- [The task]: Each of the entries should be retyped precisely as it appears.

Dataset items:
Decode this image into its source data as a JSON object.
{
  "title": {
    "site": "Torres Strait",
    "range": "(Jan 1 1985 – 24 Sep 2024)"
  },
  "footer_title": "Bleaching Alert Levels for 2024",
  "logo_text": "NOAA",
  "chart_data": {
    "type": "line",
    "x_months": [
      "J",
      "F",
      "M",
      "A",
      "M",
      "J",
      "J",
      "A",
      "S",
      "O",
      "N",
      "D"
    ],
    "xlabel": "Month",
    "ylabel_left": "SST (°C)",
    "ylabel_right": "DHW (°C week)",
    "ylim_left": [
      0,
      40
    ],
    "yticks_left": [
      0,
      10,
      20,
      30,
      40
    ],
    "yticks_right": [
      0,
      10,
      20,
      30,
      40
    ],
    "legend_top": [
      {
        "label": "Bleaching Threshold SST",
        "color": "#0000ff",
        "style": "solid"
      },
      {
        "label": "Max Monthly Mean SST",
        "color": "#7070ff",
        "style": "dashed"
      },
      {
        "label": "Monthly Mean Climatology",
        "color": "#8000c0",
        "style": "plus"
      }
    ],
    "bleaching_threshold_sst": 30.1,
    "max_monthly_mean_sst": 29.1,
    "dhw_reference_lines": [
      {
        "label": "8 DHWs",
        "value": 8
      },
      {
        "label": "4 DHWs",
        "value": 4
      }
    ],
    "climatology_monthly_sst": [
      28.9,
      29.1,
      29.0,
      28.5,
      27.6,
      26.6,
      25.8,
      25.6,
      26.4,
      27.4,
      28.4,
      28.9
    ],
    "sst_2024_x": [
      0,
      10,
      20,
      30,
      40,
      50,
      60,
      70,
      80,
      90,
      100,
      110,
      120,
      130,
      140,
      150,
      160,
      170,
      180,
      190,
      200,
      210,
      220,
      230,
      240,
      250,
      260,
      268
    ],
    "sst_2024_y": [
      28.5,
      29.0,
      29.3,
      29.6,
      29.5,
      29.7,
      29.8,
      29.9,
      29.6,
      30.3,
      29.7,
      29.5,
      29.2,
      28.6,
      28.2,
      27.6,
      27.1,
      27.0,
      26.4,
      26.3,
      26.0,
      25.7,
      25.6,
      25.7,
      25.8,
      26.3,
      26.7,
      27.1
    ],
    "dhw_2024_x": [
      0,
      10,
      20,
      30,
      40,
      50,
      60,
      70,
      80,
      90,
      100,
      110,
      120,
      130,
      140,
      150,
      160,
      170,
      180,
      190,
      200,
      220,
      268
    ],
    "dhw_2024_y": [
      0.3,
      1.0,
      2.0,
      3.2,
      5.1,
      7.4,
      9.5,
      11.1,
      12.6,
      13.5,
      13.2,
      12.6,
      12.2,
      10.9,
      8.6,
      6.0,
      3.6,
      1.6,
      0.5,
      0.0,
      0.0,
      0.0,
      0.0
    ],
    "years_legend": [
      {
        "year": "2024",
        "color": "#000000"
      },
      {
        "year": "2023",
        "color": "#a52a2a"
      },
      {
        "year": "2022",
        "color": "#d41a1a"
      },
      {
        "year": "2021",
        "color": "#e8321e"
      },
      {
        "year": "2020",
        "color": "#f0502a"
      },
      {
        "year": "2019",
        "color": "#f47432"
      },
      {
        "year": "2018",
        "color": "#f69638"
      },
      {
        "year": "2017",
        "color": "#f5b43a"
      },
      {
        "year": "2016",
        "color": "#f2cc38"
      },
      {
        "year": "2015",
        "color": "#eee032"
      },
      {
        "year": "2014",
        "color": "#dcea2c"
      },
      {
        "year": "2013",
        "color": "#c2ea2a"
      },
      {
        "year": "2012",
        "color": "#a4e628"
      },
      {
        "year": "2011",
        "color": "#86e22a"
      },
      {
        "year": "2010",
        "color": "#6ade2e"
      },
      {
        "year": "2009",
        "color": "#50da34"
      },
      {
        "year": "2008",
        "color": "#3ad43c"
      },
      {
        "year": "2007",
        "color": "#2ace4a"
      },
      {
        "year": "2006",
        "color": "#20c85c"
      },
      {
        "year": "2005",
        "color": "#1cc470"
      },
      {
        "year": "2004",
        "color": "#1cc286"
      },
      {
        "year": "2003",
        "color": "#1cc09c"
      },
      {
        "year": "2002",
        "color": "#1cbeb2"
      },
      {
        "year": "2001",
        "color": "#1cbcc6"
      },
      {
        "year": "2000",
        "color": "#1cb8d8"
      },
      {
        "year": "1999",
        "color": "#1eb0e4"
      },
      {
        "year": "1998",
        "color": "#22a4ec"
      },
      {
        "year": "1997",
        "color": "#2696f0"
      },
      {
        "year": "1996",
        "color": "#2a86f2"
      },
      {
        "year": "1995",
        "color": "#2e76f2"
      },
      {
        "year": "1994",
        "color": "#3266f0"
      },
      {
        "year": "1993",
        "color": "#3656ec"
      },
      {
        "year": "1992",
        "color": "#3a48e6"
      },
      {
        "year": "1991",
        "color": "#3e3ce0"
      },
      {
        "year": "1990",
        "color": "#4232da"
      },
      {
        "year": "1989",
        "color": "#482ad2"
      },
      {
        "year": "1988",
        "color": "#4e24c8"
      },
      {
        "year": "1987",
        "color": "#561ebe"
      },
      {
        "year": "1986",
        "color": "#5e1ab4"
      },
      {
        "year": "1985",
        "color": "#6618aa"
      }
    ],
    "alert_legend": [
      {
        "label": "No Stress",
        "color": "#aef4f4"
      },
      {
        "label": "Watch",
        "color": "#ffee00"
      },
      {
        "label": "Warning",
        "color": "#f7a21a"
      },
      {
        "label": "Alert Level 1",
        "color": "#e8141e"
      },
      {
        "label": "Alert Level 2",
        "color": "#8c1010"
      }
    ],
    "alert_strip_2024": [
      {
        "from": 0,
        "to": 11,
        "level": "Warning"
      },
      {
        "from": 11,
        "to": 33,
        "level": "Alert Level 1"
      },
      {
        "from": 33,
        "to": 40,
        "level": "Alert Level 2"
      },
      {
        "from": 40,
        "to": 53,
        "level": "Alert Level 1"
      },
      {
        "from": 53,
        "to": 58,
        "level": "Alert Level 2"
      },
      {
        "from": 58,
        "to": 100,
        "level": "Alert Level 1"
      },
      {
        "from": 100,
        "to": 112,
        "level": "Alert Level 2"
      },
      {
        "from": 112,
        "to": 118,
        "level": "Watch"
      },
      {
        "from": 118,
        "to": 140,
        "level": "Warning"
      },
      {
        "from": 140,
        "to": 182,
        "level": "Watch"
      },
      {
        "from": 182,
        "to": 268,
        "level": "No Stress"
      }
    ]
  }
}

- [Solution]:
Decode this image into its source data as a JSON object.
{
  "title": {
    "site": "Torres Strait",
    "range": "(Jan 1 1985 – 24 Sep 2024)"
  },
  "footer_title": "Bleaching Alert Levels for 2024",
  "logo_text": "NOAA",
  "chart_data": {
    "type": "line",
    "x_months": [
      "J",
      "F",
      "M",
      "A",
      "M",
      "J",
      "J",
      "A",
      "S",
      "O",
      "N",
      "D"
    ],
    "xlabel": "Month",
    "ylabel_left": "SST (°C)",
    "ylabel_right": "DHW (°C week)",
    "ylim_left": [
      0,
      40
    ],
    "yticks_left": [
      0,
      10,
      20,
      30,
      40
    ],
    "yticks_right": [
      0,
      10,
      20,
      30,
      40
    ],
    "legend_top": [
      {
        "label": "Bleaching Threshold SST",
        "color": "#0000ff",
        "style": "solid"
      },
      {
        "label": "Max Monthly Mean SST",
        "color": "#7070ff",
        "style": "dashed"
      },
      {
        "label": "Monthly Mean Climatology",
        "color": "#8000c0",
        "style": "plus"
      }
    ],
    "bleaching_threshold_sst": 30.1,
    "max_monthly_mean_sst": 29.1,
    "dhw_reference_lines": [
      {
        "label": "8 DHWs",
        "value": 8
      },
      {
        "label": "4 DHWs",
        "value": 4
      }
    ],
    "climatology_monthly_sst": [
      28.9,
      29.1,
      29.0,
      28.5,
      27.6,
      26.6,
      25.8,
      25.6,
      26.4,
      27.4,
      28.4,
      28.9
    ],
    "sst_2024_x": [
      0,
      10,
      20,
      30,
      40,
      50,
      60,
      70,
      80,
      90,
      100,
      110,
      120,
      130,
      140,
      150,
      160,
      170,
      180,
      190,
      200,
      210,
      220,
      230,
      240,
      250,
      260,
      268
    ],
    "sst_2024_y": [
      28.5,
      29.0,
      29.3,
      29.6,
      29.5,
      29.7,
      29.8,
      29.9,
      29.6,
      30.3,
      29.7,
      29.5,
      29.2,
      28.6,
      28.2,
      27.6,
      27.1,
      27.0,
      26.4,
      26.3,
      26.0,
      25.7,
      25.6,
      25.7,
      25.8,
      26.3,
      26.7,
      27.1
    ],
    "dhw_2024_x": [
      0,
      10,
      20,
      30,
      40,
      50,
      60,
      70,
      80,
      90,
      100,
      110,
      120,
      130,
      140,
      150,
      160,
      170,
      180,
      190,
      200,
      220,
      268
    ],
    "dhw_2024_y": [
      0.3,
      1.0,
      2.0,
      3.2,
      5.1,
      7.4,
      9.5,
      11.1,
      12.6,
      13.5,
      13.2,
      12.6,
      12.2,
      10.9,
      8.6,
      6.0,
      3.6,
      1.6,
      0.5,
      0.0,
      0.0,
      0.0,
      0.0
    ],
    "years_legend": [
      {
        "year": "2024",
        "color": "#000000"
      },
      {
        "year": "2023",
        "color": "#a52a2a"
      },
      {
        "year": "2022",
        "color": "#d41a1a"
      },
      {
        "year": "2021",
        "color": "#e8321e"
      },
      {
        "year": "2020",
        "color": "#f0502a"
      },
      {
        "year": "2019",
        "color": "#f47432"
      },
      {
        "year": "2018",
        "color": "#f69638"
      },
      {
        "year": "2017",
        "color": "#f5b43a"
      },
      {
        "year": "2016",
        "color": "#f2cc38"
      },
      {
        "year": "2015",
        "color": "#eee032"
      },
      {
        "year": "2014",
        "color": "#dcea2c"
      },
      {
        "year": "2013",
        "color": "#c2ea2a"
      },
      {
        "year": "2012",
        "color": "#a4e628"
      },
      {
        "year": "2011",
        "color": "#86e22a"
      },
      {
        "year": "2010",
        "color": "#6ade2e"
      },
      {
        "year": "2009",
        "color": "#50da34"
      },
      {
        "year": "2008",
        "color": "#3ad43c"
      },
      {
        "year": "2007",
        "color": "#2ace4a"
      },
      {
        "year": "2006",
        "color": "#20c85c"
      },
      {
        "year": "2005",
        "color": "#1cc470"
      },
      {
        "year": "2004",
        "color": "#1cc286"
      },
      {
        "year": "2003",
        "color": "#1cc09c"
      },
      {
        "year": "2002",
        "color": "#1cbeb2"
      },
      {
        "year": "2001",
        "color": "#1cbcc6"
      },
      {
        "year": "2000",
        "color": "#1cb8d8"
      },
      {
        "year": "1999",
        "color": "#1eb0e4"
      },
      {
        "year": "1998",
        "color": "#22a4ec"
      },
      {
        "year": "1997",
        "color": "#2696f0"
      },
      {
        "year": "1996",
        "color": "#2a86f2"
      },
      {
        "year": "1995",
        "color": "#2e76f2"
      },
      {
        "year": "1994",
        "color": "#3266f0"
      },
      {
        "year": "1993",
        "color": "#3656ec"
      },
      {
        "year": "1992",
        "color": "#3a48e6"
      },
      {
        "year": "1991",
        "color": "#3e3ce0"
      },
      {
        "year": "1990",
        "color": "#4232da"
      },
      {
        "year": "1989",
        "color": "#482ad2"
      },
      {
        "year": "1988",
        "color": "#4e24c8"
      },
      {
        "year": "1987",
        "color": "#561ebe"
      },
      {
        "year": "1986",
        "color": "#5e1ab4"
      },
      {
        "year": "1985",
        "color": "#6618aa"
      }
    ],
    "alert_legend": [
      {
        "label": "No Stress",
        "color": "#aef4f4"
      },
      {
        "label": "Watch",
        "color": "#ffee00"
      },
      {
        "label": "Warning",
        "color": "#f7a21a"
      },
      {
        "label": "Alert Level 1",
        "color": "#e8141e"
      },
      {
        "label": "Alert Level 2",
        "color": "#8c1010"
      }
    ],
    "alert_strip_2024": [
      {
        "from": 0,
        "to": 11,
        "level": "Warning"
      },
      {
        "from": 11,
        "to": 33,
        "level": "Alert Level 1"
      },
      {
        "from": 33,
        "to": 40,
        "level": "Alert Level 2"
      },
      {
        "from": 40,
        "to": 53,
        "level": "Alert Level 1"
      },
      {
        "from": 53,
        "to": 58,
        "level": "Alert Level 2"
      },
      {
        "from": 58,
        "to": 100,
        "level": "Alert Level 1"
      },
      {
        "from": 100,
        "to": 112,
        "level": "Alert Level 2"
      },
      {
        "from": 112,
        "to": 118,
        "level": "Watch"
      },
      {
        "from": 118,
        "to": 140,
        "level": "Warning"
      },
      {
        "from": 140,
        "to": 182,
        "level": "Watch"
      },
      {
        "from": 182,
        "to": 268,
        "level": "No Stress"
      }
    ]
  }
}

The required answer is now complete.